[BEGIN TASK INPUT]
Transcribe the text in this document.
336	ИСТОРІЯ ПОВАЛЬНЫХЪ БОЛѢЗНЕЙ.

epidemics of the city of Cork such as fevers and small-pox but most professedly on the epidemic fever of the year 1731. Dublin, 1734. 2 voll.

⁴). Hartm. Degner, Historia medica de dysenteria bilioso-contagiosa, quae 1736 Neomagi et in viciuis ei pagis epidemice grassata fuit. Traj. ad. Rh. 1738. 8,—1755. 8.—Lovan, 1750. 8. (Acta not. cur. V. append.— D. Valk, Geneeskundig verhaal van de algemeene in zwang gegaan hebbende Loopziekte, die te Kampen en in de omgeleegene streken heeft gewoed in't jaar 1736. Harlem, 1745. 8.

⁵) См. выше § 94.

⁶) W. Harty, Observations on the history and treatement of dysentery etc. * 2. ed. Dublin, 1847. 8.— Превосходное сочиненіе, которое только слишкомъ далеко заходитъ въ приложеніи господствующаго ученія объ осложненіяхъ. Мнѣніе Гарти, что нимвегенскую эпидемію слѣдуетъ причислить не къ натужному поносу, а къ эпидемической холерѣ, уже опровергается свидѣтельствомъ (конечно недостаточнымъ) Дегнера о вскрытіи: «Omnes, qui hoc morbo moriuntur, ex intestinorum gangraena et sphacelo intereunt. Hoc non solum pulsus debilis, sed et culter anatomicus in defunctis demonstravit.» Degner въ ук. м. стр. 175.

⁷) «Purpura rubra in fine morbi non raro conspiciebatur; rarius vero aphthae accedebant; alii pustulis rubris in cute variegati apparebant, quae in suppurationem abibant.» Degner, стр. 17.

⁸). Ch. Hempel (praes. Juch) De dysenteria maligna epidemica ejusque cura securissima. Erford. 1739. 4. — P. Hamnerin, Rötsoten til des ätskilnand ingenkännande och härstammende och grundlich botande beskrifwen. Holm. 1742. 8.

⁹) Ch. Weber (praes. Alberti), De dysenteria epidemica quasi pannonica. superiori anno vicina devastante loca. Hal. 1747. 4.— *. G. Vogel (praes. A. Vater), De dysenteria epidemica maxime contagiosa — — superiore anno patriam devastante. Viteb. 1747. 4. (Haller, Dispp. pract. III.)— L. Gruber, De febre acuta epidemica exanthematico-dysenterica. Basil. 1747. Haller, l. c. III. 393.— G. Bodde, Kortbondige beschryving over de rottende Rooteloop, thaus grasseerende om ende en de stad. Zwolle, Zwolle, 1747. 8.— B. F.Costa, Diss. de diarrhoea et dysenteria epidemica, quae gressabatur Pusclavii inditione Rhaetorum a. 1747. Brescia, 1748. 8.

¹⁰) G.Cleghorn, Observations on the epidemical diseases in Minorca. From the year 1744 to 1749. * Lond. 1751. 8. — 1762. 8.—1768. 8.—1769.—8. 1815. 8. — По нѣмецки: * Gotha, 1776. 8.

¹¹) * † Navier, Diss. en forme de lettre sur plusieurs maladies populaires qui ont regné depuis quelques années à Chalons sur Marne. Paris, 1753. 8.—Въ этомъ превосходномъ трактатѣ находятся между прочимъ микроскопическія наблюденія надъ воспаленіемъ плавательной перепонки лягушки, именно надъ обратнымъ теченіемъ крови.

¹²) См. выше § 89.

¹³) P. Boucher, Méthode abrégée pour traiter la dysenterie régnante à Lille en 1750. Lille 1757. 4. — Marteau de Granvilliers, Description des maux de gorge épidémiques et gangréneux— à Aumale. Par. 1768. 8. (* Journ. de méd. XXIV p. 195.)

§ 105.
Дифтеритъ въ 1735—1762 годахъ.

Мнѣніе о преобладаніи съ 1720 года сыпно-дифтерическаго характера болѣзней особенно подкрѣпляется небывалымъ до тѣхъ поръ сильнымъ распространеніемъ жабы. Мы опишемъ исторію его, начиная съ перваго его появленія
[END TASK INPUT]
The whole listing above needs to be written out again exactly.

- **FULL ANSWER**
Transcribe the text in this document.
336	ИСТОРІЯ ПОВАЛЬНЫХЪ БОЛѢЗНЕЙ.

epidemics of the city of Cork such as fevers and small-pox but most professedly on the epidemic fever of the year 1731. Dublin, 1734. 2 voll.

⁴). Hartm. Degner, Historia medica de dysenteria bilioso-contagiosa, quae 1736 Neomagi et in viciuis ei pagis epidemice grassata fuit. Traj. ad. Rh. 1738. 8,—1755. 8.—Lovan, 1750. 8. (Acta not. cur. V. append.— D. Valk, Geneeskundig verhaal van de algemeene in zwang gegaan hebbende Loopziekte, die te Kampen en in de omgeleegene streken heeft gewoed in't jaar 1736. Harlem, 1745. 8.

⁵) См. выше § 94.

⁶) W. Harty, Observations on the history and treatement of dysentery etc. * 2. ed. Dublin, 1847. 8.— Превосходное сочиненіе, которое только слишкомъ далеко заходитъ въ приложеніи господствующаго ученія объ осложненіяхъ. Мнѣніе Гарти, что нимвегенскую эпидемію слѣдуетъ причислить не къ натужному поносу, а къ эпидемической холерѣ, уже опровергается свидѣтельствомъ (конечно недостаточнымъ) Дегнера о вскрытіи: «Omnes, qui hoc morbo moriuntur, ex intestinorum gangraena et sphacelo intereunt. Hoc non solum pulsus debilis, sed et culter anatomicus in defunctis demonstravit.» Degner въ ук. м. стр. 175.

⁷) «Purpura rubra in fine morbi non raro conspiciebatur; rarius vero aphthae accedebant; alii pustulis rubris in cute variegati apparebant, quae in suppurationem abibant.» Degner, стр. 17.

⁸). Ch. Hempel (praes. Juch) De dysenteria maligna epidemica ejusque cura securissima. Erford. 1739. 4. — P. Hamnerin, Rötsoten til des ätskilnand ingenkännande och härstammende och grundlich botande beskrifwen. Holm. 1742. 8.

⁹) Ch. Weber (praes. Alberti), De dysenteria epidemica quasi pannonica. superiori anno vicina devastante loca. Hal. 1747. 4.— *. G. Vogel (praes. A. Vater), De dysenteria epidemica maxime contagiosa — — superiore anno patriam devastante. Viteb. 1747. 4. (Haller, Dispp. pract. III.)— L. Gruber, De febre acuta epidemica exanthematico-dysenterica. Basil. 1747. Haller, l. c. III. 393.— G. Bodde, Kortbondige beschryving over de rottende Rooteloop, thaus grasseerende om ende en de stad. Zwolle, Zwolle, 1747. 8.— B. F.Costa, Diss. de diarrhoea et dysenteria epidemica, quae gressabatur Pusclavii inditione Rhaetorum a. 1747. Brescia, 1748. 8.

¹⁰) G.Cleghorn, Observations on the epidemical diseases in Minorca. From the year 1744 to 1749. * Lond. 1751. 8. — 1762. 8.—1768. 8.—1769.—8. 1815. 8. — По нѣмецки: * Gotha, 1776. 8.

¹¹) * † Navier, Diss. en forme de lettre sur plusieurs maladies populaires qui ont regné depuis quelques années à Chalons sur Marne. Paris, 1753. 8.—Въ этомъ превосходномъ трактатѣ находятся между прочимъ микроскопическія наблюденія надъ воспаленіемъ плавательной перепонки лягушки, именно надъ обратнымъ теченіемъ крови.

¹²) См. выше § 89.

¹³) P. Boucher, Méthode abrégée pour traiter la dysenterie régnante à Lille en 1750. Lille 1757. 4. — Marteau de Granvilliers, Description des maux de gorge épidémiques et gangréneux— à Aumale. Par. 1768. 8. (* Journ. de méd. XXIV p. 195.)

§ 105.
Дифтеритъ въ 1735—1762 годахъ.

Мнѣніе о преобладаніи съ 1720 года сыпно-дифтерическаго характера болѣзней особенно подкрѣпляется небывалымъ до тѣхъ поръ сильнымъ распространеніемъ жабы. Мы опишемъ исторію его, начиная съ перваго его появленія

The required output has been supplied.